> **FRAGMENTO SELECCIONADO**:

+===+

ChatGPT y el nuevo becerro de oro

Es importante, como en toda actividad humana, asegurarse de que se oriente al bien común y al desarrollo integral de las personas.

Lo primero que quiero hacer es dejarlo claro: no soy un experto en Inteligencia Artificial (IA). El contacto que he tenido hasta el momento con esta tecnología es el uso de redes convolucionales siamesas para tratar de detectar defectos en desvíos de vías de tren a partir de medidas de ruido. Pero como veo estos días numerosos artículos de prensa de gente que dista de ser experta hablando sobre ChatGPT, pues me permito la licencia de hacer lo mismo.

Como reflexión inicial me gustaría resaltar que no hay “magia” detrás de este tipo de modelos. Como afirma el filósofo José Antonio Marina en un artículo publicado recientemente en La Vanguardia, sería cometer un error mitificar la IA porque nos llevaría a perder el espíritu crítico tanto para interpretar sus resultados como para adivinar las intenciones con las que se diseña. Detrás de estos modelos hay personas, tanto en su desarrollo como en su comercialización. Cada algoritmo no es autónomo, sino el resultado de un planteamiento. Y como tal debe de estar sujeto a un control para su correcto uso. Hemos visto en las noticias estos días a Sam Altman —el impulsor de ChatGPT— pidiendo a los líderes europeos que se regule el desarrollo de la IA por miedo a que el invento se vuelva contra nosotros. ¿Temor fundamentado o estrategia comercial? No lo sé. Pero sí que es importante, como en toda actividad humana, asegurarse de que se orienta al bien común y al desarrollo integral de las personas.

Detrás de estos modelos hay personas, tanto en su desarrollo como en su comercialización. Cada algoritmo no es autónomo, sino el resultado de un planteamiento.

+===+

> **FILAS PROPORCIONADAS**:
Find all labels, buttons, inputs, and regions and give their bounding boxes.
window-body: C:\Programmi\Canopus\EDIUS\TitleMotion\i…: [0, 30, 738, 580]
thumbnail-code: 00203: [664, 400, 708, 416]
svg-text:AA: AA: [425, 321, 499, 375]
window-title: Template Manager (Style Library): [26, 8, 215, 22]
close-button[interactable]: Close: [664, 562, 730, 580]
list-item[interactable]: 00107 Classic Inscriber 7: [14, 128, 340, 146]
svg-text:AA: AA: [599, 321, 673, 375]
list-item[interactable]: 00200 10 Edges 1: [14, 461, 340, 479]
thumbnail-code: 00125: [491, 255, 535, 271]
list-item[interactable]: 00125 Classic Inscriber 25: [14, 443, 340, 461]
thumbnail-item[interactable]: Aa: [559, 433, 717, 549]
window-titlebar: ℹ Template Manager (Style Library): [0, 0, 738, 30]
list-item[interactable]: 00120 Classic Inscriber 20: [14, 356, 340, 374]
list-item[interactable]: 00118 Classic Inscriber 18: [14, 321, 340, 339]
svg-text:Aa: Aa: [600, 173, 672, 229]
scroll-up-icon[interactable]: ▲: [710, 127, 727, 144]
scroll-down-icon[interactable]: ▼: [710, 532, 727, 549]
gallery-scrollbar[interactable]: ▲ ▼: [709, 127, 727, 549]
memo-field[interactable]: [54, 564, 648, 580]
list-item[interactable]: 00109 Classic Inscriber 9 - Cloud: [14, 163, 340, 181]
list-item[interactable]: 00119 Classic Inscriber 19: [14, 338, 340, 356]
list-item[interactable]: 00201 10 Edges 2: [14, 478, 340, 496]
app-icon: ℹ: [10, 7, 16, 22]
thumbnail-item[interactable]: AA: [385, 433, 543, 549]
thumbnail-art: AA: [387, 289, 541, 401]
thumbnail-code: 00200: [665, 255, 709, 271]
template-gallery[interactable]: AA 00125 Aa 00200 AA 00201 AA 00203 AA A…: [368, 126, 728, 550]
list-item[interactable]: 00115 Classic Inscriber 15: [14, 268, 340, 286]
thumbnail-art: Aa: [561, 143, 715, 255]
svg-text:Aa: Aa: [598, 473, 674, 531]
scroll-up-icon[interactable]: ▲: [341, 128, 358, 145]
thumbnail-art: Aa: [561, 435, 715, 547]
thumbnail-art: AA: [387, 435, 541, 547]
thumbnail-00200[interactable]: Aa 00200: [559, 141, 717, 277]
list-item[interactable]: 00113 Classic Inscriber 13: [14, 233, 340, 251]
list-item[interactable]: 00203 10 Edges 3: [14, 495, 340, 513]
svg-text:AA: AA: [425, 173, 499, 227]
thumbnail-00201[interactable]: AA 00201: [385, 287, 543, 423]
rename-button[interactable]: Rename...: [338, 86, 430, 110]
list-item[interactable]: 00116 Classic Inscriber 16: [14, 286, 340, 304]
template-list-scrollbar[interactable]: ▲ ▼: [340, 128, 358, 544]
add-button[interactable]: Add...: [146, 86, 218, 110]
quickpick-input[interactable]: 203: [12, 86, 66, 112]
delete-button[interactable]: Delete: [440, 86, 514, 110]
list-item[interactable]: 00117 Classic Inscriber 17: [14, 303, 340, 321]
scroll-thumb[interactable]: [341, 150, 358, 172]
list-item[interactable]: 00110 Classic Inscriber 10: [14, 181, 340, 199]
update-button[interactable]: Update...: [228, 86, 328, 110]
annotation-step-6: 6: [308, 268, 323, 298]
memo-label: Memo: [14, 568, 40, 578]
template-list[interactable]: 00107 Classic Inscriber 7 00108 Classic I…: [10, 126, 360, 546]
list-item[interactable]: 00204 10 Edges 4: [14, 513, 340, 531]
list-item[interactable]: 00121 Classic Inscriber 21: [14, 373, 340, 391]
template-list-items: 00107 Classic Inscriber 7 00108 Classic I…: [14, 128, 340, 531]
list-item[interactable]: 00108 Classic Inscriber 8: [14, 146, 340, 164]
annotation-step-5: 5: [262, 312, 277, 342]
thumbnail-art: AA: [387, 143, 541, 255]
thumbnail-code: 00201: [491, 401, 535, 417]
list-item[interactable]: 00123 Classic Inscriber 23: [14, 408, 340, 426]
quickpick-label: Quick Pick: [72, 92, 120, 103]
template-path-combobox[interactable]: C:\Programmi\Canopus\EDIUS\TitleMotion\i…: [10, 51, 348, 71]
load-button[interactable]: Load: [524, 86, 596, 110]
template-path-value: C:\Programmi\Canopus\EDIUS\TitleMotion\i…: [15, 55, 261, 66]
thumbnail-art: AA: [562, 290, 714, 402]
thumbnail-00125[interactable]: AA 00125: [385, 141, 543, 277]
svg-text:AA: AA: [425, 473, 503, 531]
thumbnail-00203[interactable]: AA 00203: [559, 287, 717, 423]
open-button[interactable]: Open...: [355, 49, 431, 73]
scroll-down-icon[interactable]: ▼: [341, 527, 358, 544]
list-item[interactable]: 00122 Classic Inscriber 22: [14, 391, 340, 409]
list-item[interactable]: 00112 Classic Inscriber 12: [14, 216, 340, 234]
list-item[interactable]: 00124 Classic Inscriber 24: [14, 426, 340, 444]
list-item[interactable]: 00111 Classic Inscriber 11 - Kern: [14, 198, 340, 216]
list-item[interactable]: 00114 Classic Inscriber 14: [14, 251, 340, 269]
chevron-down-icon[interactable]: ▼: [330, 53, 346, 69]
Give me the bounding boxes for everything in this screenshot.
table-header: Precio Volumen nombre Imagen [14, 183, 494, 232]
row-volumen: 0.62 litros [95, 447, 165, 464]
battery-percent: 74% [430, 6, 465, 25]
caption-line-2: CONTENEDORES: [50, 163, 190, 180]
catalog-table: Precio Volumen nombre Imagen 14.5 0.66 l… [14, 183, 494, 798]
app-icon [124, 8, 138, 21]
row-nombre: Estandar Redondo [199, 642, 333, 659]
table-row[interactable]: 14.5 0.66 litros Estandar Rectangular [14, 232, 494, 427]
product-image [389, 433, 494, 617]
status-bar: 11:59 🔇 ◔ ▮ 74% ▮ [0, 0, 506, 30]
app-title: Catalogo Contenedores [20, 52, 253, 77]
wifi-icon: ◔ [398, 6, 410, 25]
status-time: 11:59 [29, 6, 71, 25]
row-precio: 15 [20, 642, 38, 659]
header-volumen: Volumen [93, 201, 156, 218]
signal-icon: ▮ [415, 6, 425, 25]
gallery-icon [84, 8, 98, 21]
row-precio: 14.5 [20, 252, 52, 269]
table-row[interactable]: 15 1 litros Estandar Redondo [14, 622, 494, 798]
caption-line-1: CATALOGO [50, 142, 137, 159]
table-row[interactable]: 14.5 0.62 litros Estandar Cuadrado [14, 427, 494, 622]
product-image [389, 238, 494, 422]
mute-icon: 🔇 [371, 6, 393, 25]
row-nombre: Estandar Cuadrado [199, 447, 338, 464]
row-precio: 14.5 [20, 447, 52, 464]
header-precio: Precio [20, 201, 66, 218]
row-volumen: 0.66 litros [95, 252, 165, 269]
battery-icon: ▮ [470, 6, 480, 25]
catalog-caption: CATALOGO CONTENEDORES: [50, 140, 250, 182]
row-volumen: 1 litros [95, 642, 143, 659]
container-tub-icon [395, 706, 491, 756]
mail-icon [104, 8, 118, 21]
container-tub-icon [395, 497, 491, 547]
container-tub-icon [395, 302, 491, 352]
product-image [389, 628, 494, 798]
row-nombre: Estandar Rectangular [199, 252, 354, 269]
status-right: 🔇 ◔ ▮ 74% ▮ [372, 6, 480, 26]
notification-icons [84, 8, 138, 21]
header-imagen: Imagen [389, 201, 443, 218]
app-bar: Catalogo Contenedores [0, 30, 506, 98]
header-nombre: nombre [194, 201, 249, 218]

+===+

> **TRABAJO REQUERIDO**:
1. Indica si cada afirmación coincide con el artículo sobre ChatGPT y cita las palabras del texto que lo deciden: (a) quien escribe dice ser experto en Inteligencia Artificial; (b) José Antonio Marina publicó un artículo en La Vanguardia; (c) Sam Altman pidió a los líderes europeos que se regule el desarrollo de la IA.
2. Reescribe todo lo que va desde "ChatGPT y el" hasta "hacer lo mismo." en el artículo sobre ChatGPT y cambia "redes convolucionales siamesas" por "redes neuronales recurrentes".
3. Prosigue el artículo sobre ChatGPT a partir de su última frase.
Las filas no guardan ninguna relación con el artículo sobre ChatGPT.

> **CONJUNTO DE RESPUESTAS**:
1.
(a) No: "no soy un experto en Inteligencia Artificial (IA)".
(b) Sí: "Como afirma el filósofo José Antonio Marina en un artículo publicado recientemente en La Vanguardia".
(c) Sí: "pidiendo a los líderes europeos que se regule el desarrollo de la IA".

2.
ChatGPT y el nuevo becerro de oro

Es importante, como en toda actividad humana, asegurarse de que se oriente al bien común y al desarrollo integral de las personas.

Lo primero que quiero hacer es dejarlo claro: no soy un experto en Inteligencia Artificial (IA). El contacto que he tenido hasta el momento con esta tecnología es el uso de redes neuronales recurrentes para tratar de detectar defectos en desvíos de vías de tren a partir de medidas de ruido. Pero como veo estos días numerosos artículos de prensa de gente que dista de ser experta hablando sobre ChatGPT, pues me permito la licencia de hacer lo mismo.

3.
En este contexto, en 2020 la Pontificia Academia para la Vida ha elaborado un texto —Rome calls for AI Ethics— firmado también por el presidente de Microsoft y el vicepresidente de IBM, en el que se trata de fundamentar un compromiso basado en los principios éticos, educativos y jurídicos que deben guiar todo el desarrollo de la IA. Además, en la actualidad el Centro de Cultura Digital del Dicasterio para la Cultura y la Educación del Vaticano colabora con el Institute for Technology Ethics & Culture de Silicon Valley para la redacción de un manual sobre ética aplicada a las nuevas tecnologías digitales. Así, es importante que el humanismo cristiano tenga peso y voz en el debate actual. No se trata de tecnificar al ser humano, sino de humanizar la tecnología.

La segunda reflexión que me gustaría hacer es más desde un plano más existencial. Por supuesto que la IA nos abre inmensas posibilidades, como lo han hecho otras tecnologías de irrupción reciente como, sin ir más lejos, internet o los smartphones, pero no nos equivoquemos: nos traerán progreso material, pero no darán respuesta a las grandes preguntas del ser humano. Incluso puede que acaparen en exceso nuestra atención y nos hagan vivir en la superficialidad. En este punto encuentro, una vez más, una referencia sapiencial en la Biblia: no hagamos de la IA el becerro de oro del siglo XXI. No caigamos en la tentación de poner en las tecnologías incipientes nuestras esperanzas, de confundir un medio con un fin, de adorar a dioses de barro. Citando a mi admirada Simone Weil: “Aquello que amamos es a lo que prestamos atención”. Sigamos prestando atención a Jesús, él sí que no nos fallará.